JOB >>
What follows is a set of records, each of which is to be written out exactly.

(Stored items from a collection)

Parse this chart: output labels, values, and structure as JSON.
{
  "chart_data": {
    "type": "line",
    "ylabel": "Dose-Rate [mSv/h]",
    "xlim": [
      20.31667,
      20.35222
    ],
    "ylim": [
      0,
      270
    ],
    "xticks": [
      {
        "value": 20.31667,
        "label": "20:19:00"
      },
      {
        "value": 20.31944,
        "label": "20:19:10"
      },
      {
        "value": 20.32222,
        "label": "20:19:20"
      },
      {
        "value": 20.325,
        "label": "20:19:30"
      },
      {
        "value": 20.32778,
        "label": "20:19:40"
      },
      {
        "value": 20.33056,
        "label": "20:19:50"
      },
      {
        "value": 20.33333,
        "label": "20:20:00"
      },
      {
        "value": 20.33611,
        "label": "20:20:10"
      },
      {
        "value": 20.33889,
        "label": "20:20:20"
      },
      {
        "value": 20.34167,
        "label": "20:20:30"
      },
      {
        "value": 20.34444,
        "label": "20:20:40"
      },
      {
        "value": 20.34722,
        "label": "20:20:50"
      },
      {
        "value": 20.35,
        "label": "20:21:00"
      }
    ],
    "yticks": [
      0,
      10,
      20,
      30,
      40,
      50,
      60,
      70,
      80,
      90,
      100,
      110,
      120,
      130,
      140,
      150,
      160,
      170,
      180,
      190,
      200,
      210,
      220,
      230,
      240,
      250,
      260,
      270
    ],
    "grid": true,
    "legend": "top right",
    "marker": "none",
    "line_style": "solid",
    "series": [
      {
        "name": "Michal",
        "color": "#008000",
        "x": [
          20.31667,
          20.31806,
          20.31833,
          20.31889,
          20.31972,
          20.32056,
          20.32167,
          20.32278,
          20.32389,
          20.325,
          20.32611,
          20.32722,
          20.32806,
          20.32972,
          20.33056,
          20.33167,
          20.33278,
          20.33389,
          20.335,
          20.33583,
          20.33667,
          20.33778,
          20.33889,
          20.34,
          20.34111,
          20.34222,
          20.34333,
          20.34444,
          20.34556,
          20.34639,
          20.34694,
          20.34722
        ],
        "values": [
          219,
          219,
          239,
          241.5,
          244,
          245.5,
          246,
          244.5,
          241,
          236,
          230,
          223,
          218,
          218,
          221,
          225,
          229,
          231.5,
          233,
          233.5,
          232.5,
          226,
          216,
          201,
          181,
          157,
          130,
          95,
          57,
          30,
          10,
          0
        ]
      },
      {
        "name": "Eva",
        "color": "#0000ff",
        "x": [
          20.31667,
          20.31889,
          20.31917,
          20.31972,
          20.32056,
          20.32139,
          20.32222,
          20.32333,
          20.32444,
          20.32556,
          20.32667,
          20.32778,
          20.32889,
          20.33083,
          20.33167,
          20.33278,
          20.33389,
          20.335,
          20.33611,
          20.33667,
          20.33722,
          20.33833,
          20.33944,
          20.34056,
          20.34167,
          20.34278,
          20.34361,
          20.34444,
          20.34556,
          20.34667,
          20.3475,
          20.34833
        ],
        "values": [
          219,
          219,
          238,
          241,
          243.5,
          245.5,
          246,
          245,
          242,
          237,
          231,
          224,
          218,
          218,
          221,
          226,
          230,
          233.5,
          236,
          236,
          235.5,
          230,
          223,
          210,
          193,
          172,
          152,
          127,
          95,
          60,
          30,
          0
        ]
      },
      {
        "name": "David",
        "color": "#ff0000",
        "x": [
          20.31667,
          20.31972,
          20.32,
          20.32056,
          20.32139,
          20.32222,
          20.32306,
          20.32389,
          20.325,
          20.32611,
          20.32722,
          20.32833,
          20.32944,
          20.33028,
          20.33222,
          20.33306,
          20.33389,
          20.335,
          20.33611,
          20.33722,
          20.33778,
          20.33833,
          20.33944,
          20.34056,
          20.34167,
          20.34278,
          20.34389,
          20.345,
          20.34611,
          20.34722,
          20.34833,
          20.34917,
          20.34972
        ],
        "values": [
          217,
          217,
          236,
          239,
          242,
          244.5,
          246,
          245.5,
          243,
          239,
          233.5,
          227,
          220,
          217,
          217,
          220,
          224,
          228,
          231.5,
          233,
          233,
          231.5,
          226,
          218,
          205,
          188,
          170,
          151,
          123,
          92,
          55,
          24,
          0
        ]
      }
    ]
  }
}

WRITTEN REPLY >>
Parse this chart: output labels, values, and structure as JSON.
{
  "chart_data": {
    "type": "line",
    "ylabel": "Dose-Rate [mSv/h]",
    "xlim": [
      20.31667,
      20.35222
    ],
    "ylim": [
      0,
      270
    ],
    "xticks": [
      {
        "value": 20.31667,
        "label": "20:19:00"
      },
      {
        "value": 20.31944,
        "label": "20:19:10"
      },
      {
        "value": 20.32222,
        "label": "20:19:20"
      },
      {
        "value": 20.325,
        "label": "20:19:30"
      },
      {
        "value": 20.32778,
        "label": "20:19:40"
      },
      {
        "value": 20.33056,
        "label": "20:19:50"
      },
      {
        "value": 20.33333,
        "label": "20:20:00"
      },
      {
        "value": 20.33611,
        "label": "20:20:10"
      },
      {
        "value": 20.33889,
        "label": "20:20:20"
      },
      {
        "value": 20.34167,
        "label": "20:20:30"
      },
      {
        "value": 20.34444,
        "label": "20:20:40"
      },
      {
        "value": 20.34722,
        "label": "20:20:50"
      },
      {
        "value": 20.35,
        "label": "20:21:00"
      }
    ],
    "yticks": [
      0,
      10,
      20,
      30,
      40,
      50,
      60,
      70,
      80,
      90,
      100,
      110,
      120,
      130,
      140,
      150,
      160,
      170,
      180,
      190,
      200,
      210,
      220,
      230,
      240,
      250,
      260,
      270
    ],
    "grid": true,
    "legend": "top right",
    "marker": "none",
    "line_style": "solid",
    "series": [
      {
        "name": "Michal",
        "color": "#008000",
        "x": [
          20.31667,
          20.31806,
          20.31833,
          20.31889,
          20.31972,
          20.32056,
          20.32167,
          20.32278,
          20.32389,
          20.325,
          20.32611,
          20.32722,
          20.32806,
          20.32972,
          20.33056,
          20.33167,
          20.33278,
          20.33389,
          20.335,
          20.33583,
          20.33667,
          20.33778,
          20.33889,
          20.34,
          20.34111,
          20.34222,
          20.34333,
          20.34444,
          20.34556,
          20.34639,
          20.34694,
          20.34722
        ],
        "values": [
          219,
          219,
          239,
          241.5,
          244,
          245.5,
          246,
          244.5,
          241,
          236,
          230,
          223,
          218,
          218,
          221,
          225,
          229,
          231.5,
          233,
          233.5,
          232.5,
          226,
          216,
          201,
          181,
          157,
          130,
          95,
          57,
          30,
          10,
          0
        ]
      },
      {
        "name": "Eva",
        "color": "#0000ff",
        "x": [
          20.31667,
          20.31889,
          20.31917,
          20.31972,
          20.32056,
          20.32139,
          20.32222,
          20.32333,
          20.32444,
          20.32556,
          20.32667,
          20.32778,
          20.32889,
          20.33083,
          20.33167,
          20.33278,
          20.33389,
          20.335,
          20.33611,
          20.33667,
          20.33722,
          20.33833,
          20.33944,
          20.34056,
          20.34167,
          20.34278,
          20.34361,
          20.34444,
          20.34556,
          20.34667,
          20.3475,
          20.34833
        ],
        "values": [
          219,
          219,
          238,
          241,
          243.5,
          245.5,
          246,
          245,
          242,
          237,
          231,
          224,
          218,
          218,
          221,
          226,
          230,
          233.5,
          236,
          236,
          235.5,
          230,
          223,
          210,
          193,
          172,
          152,
          127,
          95,
          60,
          30,
          0
        ]
      },
      {
        "name": "David",
        "color": "#ff0000",
        "x": [
          20.31667,
          20.31972,
          20.32,
          20.32056,
          20.32139,
          20.32222,
          20.32306,
          20.32389,
          20.325,
          20.32611,
          20.32722,
          20.32833,
          20.32944,
          20.33028,
          20.33222,
          20.33306,
          20.33389,
          20.335,
          20.33611,
          20.33722,
          20.33778,
          20.33833,
          20.33944,
          20.34056,
          20.34167,
          20.34278,
          20.34389,
          20.345,
          20.34611,
          20.34722,
          20.34833,
          20.34917,
          20.34972
        ],
        "values": [
          217,
          217,
          236,
          239,
          242,
          244.5,
          246,
          245.5,
          243,
          239,
          233.5,
          227,
          220,
          217,
          217,
          220,
          224,
          228,
          231.5,
          233,
          233,
          231.5,
          226,
          218,
          205,
          188,
          170,
          151,
          123,
          92,
          55,
          24,
          0
        ]
      }
    ]
  }
}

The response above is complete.